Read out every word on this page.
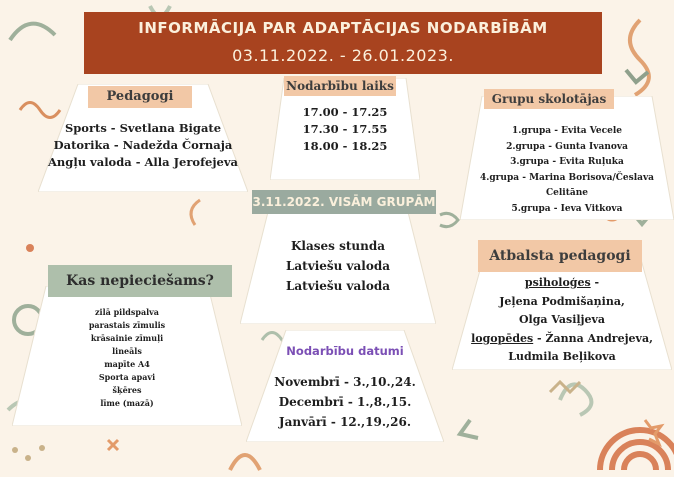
INFORMĀCIJA PAR ADAPTĀCIJAS NODARBĪBĀM
03.11.2022. - 26.01.2023.
Sports - Svetlana Bigate
Datorika - Nadežda Čornaja
Angļu valoda - Alla Jerofejeva
Pedagogi
17.00 - 17.25
17.30 - 17.55
18.00 - 18.25
Nodarbību laiks
1.grupa - Evita Vecele
2.grupa - Gunta Ivanova
3.grupa - Evita Ruļuka
4.grupa - Marina Borisova/Česlava
Celitāne
5.grupa - Ieva Vitkova
Grupu skolotājas
Klases stunda
Latviešu valoda
Latviešu valoda
3.11.2022. VISĀM GRUPĀM
zilā pildspalva
parastais zīmulis
krāsainie zīmuļi
lineāls
mapīte A4
Sporta apavi
šķēres
līme (mazā)
Kas nepieciešams?	psiholoģes -
Jeļena Podmišaņina,
Olga Vasiļjeva
logopēdes - Žanna Andrejeva,
Ludmila Beļikova
Atbalsta pedagogi
Nodarbību datumi
Novembrī - 3.,10.,24.
Decembrī - 1.,8.,15.
Janvārī - 12.,19.,26.
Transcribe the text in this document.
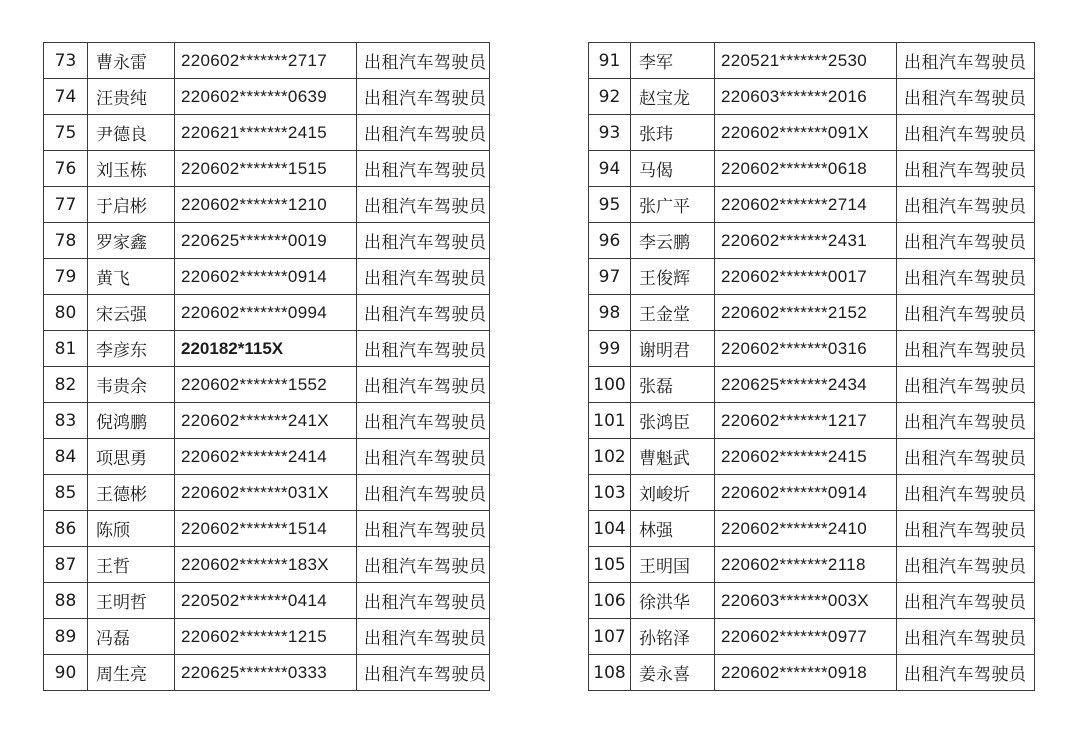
73	曹永雷	220602*******2717	出租汽车驾驶员
74	汪贵纯	220602*******0639	出租汽车驾驶员
75	尹德良	220621*******2415	出租汽车驾驶员
76	刘玉栋	220602*******1515	出租汽车驾驶员
77	于启彬	220602*******1210	出租汽车驾驶员
78	罗家鑫	220625*******0019	出租汽车驾驶员
79	黄飞	220602*******0914	出租汽车驾驶员
80	宋云强	220602*******0994	出租汽车驾驶员
81	李彦东	220182*115X	出租汽车驾驶员
82	韦贵余	220602*******1552	出租汽车驾驶员
83	倪鸿鹏	220602*******241X	出租汽车驾驶员
84	项思勇	220602*******2414	出租汽车驾驶员
85	王德彬	220602*******031X	出租汽车驾驶员
86	陈颀	220602*******1514	出租汽车驾驶员
87	王哲	220602*******183X	出租汽车驾驶员
88	王明哲	220502*******0414	出租汽车驾驶员
89	冯磊	220602*******1215	出租汽车驾驶员
90	周生亮	220625*******0333	出租汽车驾驶员
91	李军	220521*******2530	出租汽车驾驶员
92	赵宝龙	220603*******2016	出租汽车驾驶员
93	张玮	220602*******091X	出租汽车驾驶员
94	马偈	220602*******0618	出租汽车驾驶员
95	张广平	220602*******2714	出租汽车驾驶员
96	李云鹏	220602*******2431	出租汽车驾驶员
97	王俊辉	220602*******0017	出租汽车驾驶员
98	王金堂	220602*******2152	出租汽车驾驶员
99	谢明君	220602*******0316	出租汽车驾驶员
100	张磊	220625*******2434	出租汽车驾驶员
101	张鸿臣	220602*******1217	出租汽车驾驶员
102	曹魁武	220602*******2415	出租汽车驾驶员
103	刘峻圻	220602*******0914	出租汽车驾驶员
104	林强	220602*******2410	出租汽车驾驶员
105	王明国	220602*******2118	出租汽车驾驶员
106	徐洪华	220603*******003X	出租汽车驾驶员
107	孙铭泽	220602*******0977	出租汽车驾驶员
108	姜永喜	220602*******0918	出租汽车驾驶员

• _PROBLEM DETAILS_
Quote the material in full and exactly; do not carry over its pictures.

• _ANSWER TO THIS TASK_
Read out every word on this page.
INFORMĀCIJA PAR ADAPTĀCIJAS NODARBĪBĀM
03.11.2022. - 26.01.2023.
Sports - Svetlana Bigate
Datorika - Nadežda Čornaja
Angļu valoda - Alla Jerofejeva
Pedagogi
17.00 - 17.25
17.30 - 17.55
18.00 - 18.25
Nodarbību laiks
1.grupa - Evita Vecele
2.grupa - Gunta Ivanova
3.grupa - Evita Ruļuka
4.grupa - Marina Borisova/Česlava
Celitāne
5.grupa - Ieva Vitkova
Grupu skolotājas
Klases stunda
Latviešu valoda
Latviešu valoda
3.11.2022. VISĀM GRUPĀM
zilā pildspalva
parastais zīmulis
krāsainie zīmuļi
lineāls
mapīte A4
Sporta apavi
šķēres
līme (mazā)
Kas nepieciešams?	psiholoģes -
Jeļena Podmišaņina,
Olga Vasiļjeva
logopēdes - Žanna Andrejeva,
Ludmila Beļikova
Atbalsta pedagogi
Nodarbību datumi
Novembrī - 3.,10.,24.
Decembrī - 1.,8.,15.
Janvārī - 12.,19.,26.
Transcribe the text in this document.
73	曹永雷	220602*******2717	出租汽车驾驶员
74	汪贵纯	220602*******0639	出租汽车驾驶员
75	尹德良	220621*******2415	出租汽车驾驶员
76	刘玉栋	220602*******1515	出租汽车驾驶员
77	于启彬	220602*******1210	出租汽车驾驶员
78	罗家鑫	220625*******0019	出租汽车驾驶员
79	黄飞	220602*******0914	出租汽车驾驶员
80	宋云强	220602*******0994	出租汽车驾驶员
81	李彦东	220182*115X	出租汽车驾驶员
82	韦贵余	220602*******1552	出租汽车驾驶员
83	倪鸿鹏	220602*******241X	出租汽车驾驶员
84	项思勇	220602*******2414	出租汽车驾驶员
85	王德彬	220602*******031X	出租汽车驾驶员
86	陈颀	220602*******1514	出租汽车驾驶员
87	王哲	220602*******183X	出租汽车驾驶员
88	王明哲	220502*******0414	出租汽车驾驶员
89	冯磊	220602*******1215	出租汽车驾驶员
90	周生亮	220625*******0333	出租汽车驾驶员
91	李军	220521*******2530	出租汽车驾驶员
92	赵宝龙	220603*******2016	出租汽车驾驶员
93	张玮	220602*******091X	出租汽车驾驶员
94	马偈	220602*******0618	出租汽车驾驶员
95	张广平	220602*******2714	出租汽车驾驶员
96	李云鹏	220602*******2431	出租汽车驾驶员
97	王俊辉	220602*******0017	出租汽车驾驶员
98	王金堂	220602*******2152	出租汽车驾驶员
99	谢明君	220602*******0316	出租汽车驾驶员
100	张磊	220625*******2434	出租汽车驾驶员
101	张鸿臣	220602*******1217	出租汽车驾驶员
102	曹魁武	220602*******2415	出租汽车驾驶员
103	刘峻圻	220602*******0914	出租汽车驾驶员
104	林强	220602*******2410	出租汽车驾驶员
105	王明国	220602*******2118	出租汽车驾驶员
106	徐洪华	220603*******003X	出租汽车驾驶员
107	孙铭泽	220602*******0977	出租汽车驾驶员
108	姜永喜	220602*******0918	出租汽车驾驶员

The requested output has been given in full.